- DIRECTIVE:
Copy each line below in which the string "marketing" occurs.
>>>
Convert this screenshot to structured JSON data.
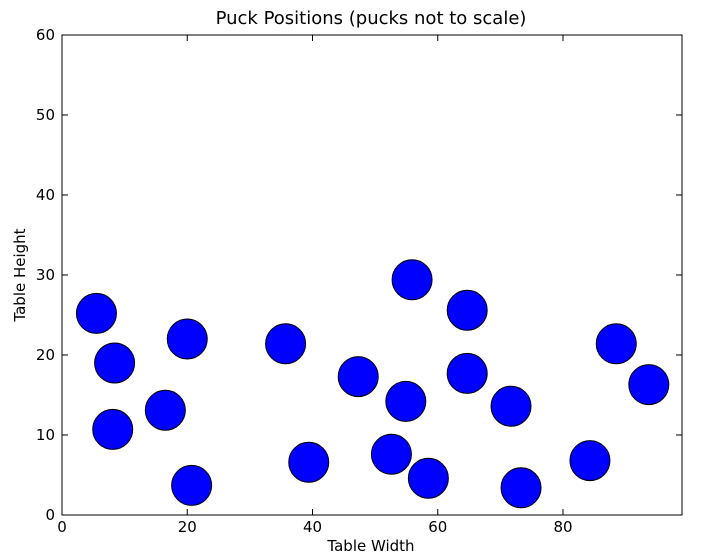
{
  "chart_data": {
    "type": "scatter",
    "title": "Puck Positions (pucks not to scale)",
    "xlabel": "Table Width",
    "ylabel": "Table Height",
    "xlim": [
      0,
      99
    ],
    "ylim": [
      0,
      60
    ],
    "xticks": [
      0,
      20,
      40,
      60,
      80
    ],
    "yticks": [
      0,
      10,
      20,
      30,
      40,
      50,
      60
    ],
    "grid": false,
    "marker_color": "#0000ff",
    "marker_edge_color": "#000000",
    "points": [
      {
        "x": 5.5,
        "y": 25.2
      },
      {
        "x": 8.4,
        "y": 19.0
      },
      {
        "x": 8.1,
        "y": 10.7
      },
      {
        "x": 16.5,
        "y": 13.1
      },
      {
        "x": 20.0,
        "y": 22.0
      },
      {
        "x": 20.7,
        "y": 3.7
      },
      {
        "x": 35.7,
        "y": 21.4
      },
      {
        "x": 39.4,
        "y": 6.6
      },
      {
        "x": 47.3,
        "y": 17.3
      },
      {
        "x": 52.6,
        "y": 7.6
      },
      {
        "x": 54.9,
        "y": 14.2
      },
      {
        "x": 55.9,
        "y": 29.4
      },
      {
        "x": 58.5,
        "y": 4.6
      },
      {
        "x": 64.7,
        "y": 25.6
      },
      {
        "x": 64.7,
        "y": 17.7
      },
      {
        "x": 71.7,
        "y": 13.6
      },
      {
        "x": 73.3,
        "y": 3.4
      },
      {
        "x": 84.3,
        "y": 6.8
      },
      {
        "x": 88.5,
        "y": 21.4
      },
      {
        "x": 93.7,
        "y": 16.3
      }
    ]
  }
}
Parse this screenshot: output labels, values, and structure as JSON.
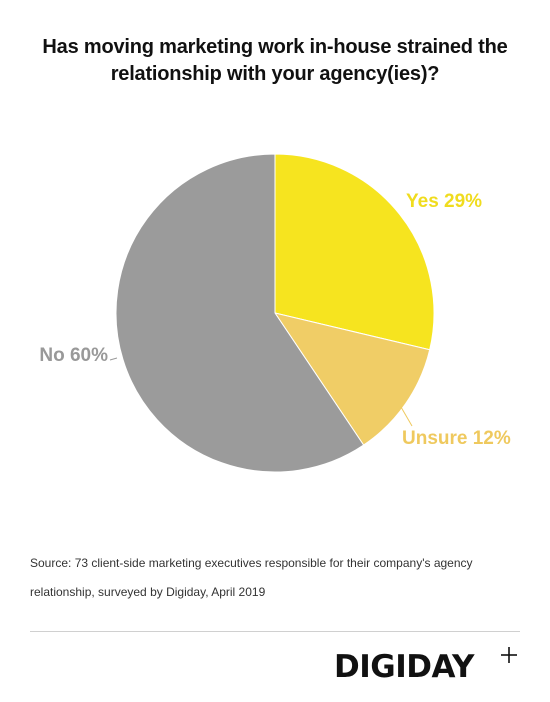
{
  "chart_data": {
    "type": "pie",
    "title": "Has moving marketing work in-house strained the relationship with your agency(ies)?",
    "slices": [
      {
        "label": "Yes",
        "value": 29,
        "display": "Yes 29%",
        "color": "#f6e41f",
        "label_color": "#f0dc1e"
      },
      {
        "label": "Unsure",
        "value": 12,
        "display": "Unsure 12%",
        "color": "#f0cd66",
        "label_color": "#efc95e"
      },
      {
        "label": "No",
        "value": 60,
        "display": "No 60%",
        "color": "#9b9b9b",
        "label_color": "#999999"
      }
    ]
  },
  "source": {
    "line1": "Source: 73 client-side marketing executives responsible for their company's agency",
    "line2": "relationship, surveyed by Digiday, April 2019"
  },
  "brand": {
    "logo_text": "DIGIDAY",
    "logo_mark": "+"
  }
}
<<<
>>>
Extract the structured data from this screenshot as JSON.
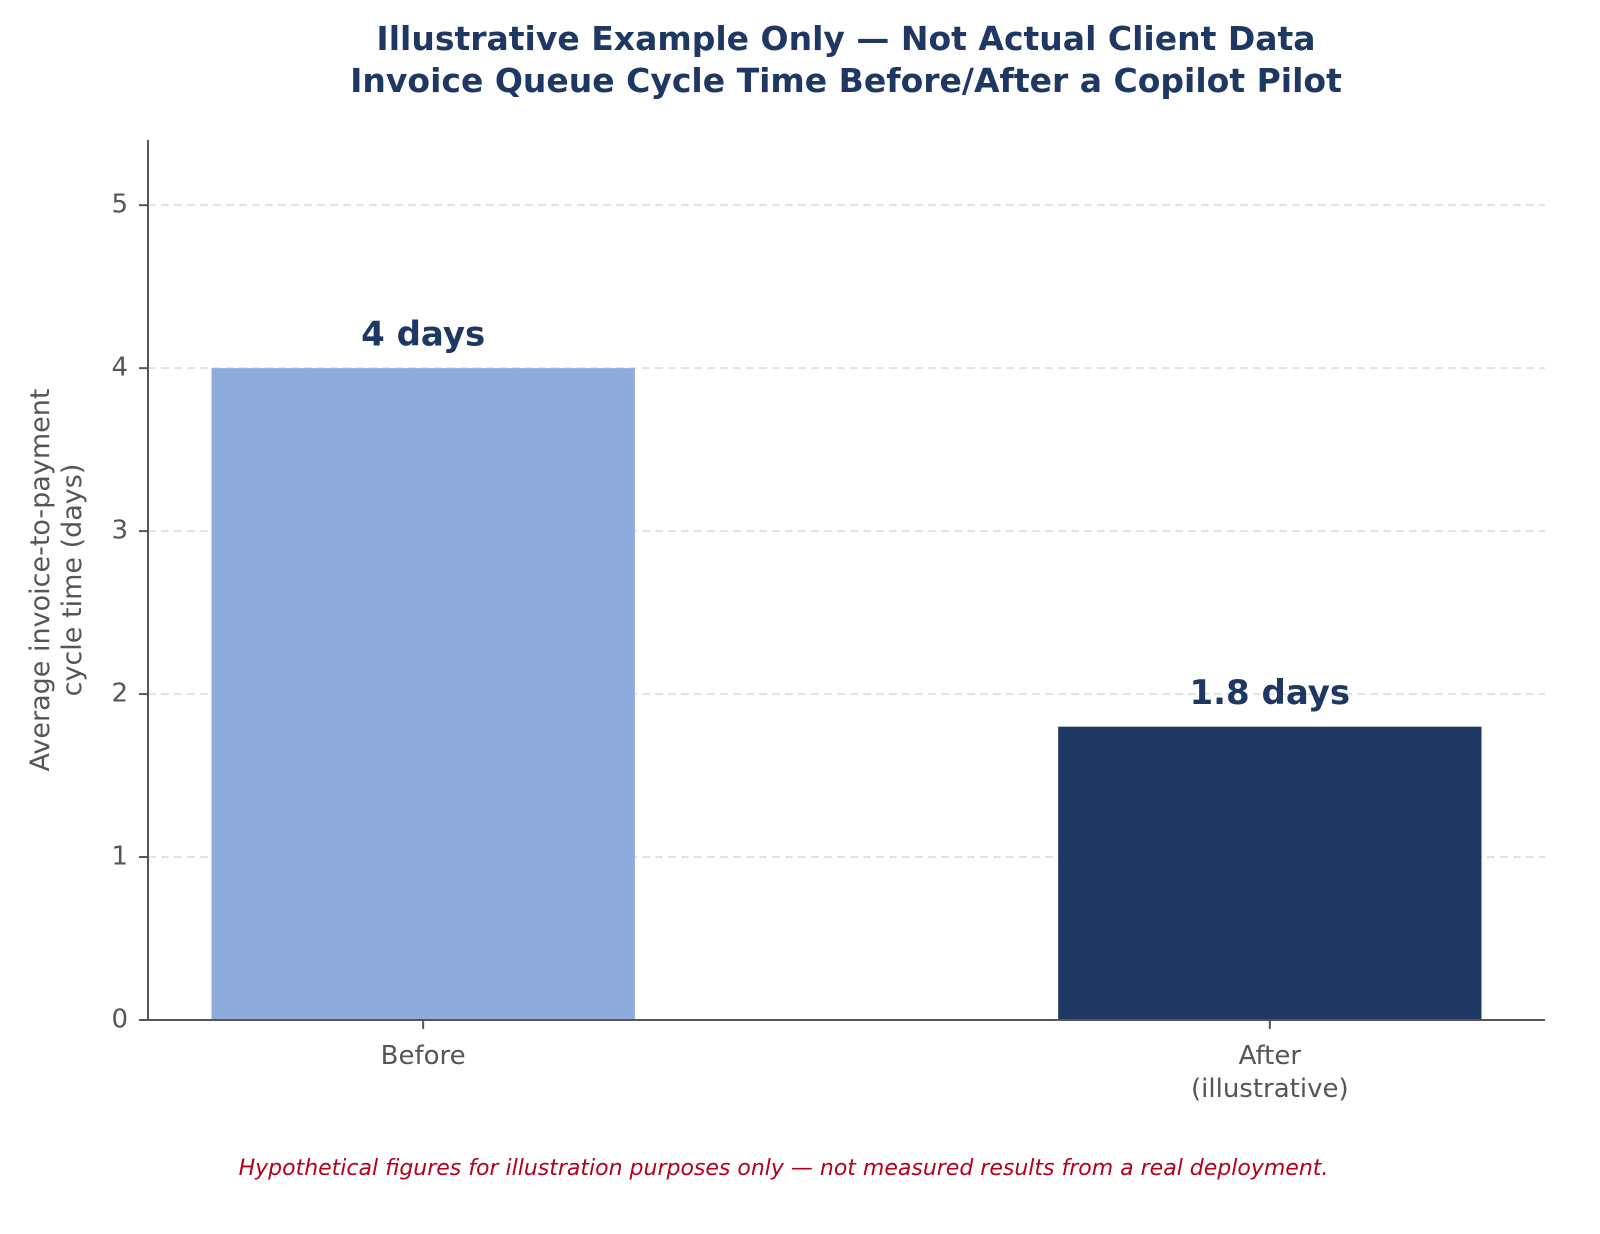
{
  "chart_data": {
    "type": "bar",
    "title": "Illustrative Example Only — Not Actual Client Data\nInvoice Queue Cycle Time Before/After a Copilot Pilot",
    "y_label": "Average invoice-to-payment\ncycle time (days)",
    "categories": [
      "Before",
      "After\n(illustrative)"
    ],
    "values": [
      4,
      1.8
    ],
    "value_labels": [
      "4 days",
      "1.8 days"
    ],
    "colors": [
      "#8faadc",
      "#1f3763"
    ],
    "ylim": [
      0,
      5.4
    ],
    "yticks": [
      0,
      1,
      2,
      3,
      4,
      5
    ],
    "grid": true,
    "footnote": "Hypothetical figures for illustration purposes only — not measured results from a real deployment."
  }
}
<<<
- FINISHED EXERCISE:
    "title": "Has moving marketing work in-house strained the relationship with your agency(ies)?",
    "line1": "Source: 73 client-side marketing executives responsible for their company's agency",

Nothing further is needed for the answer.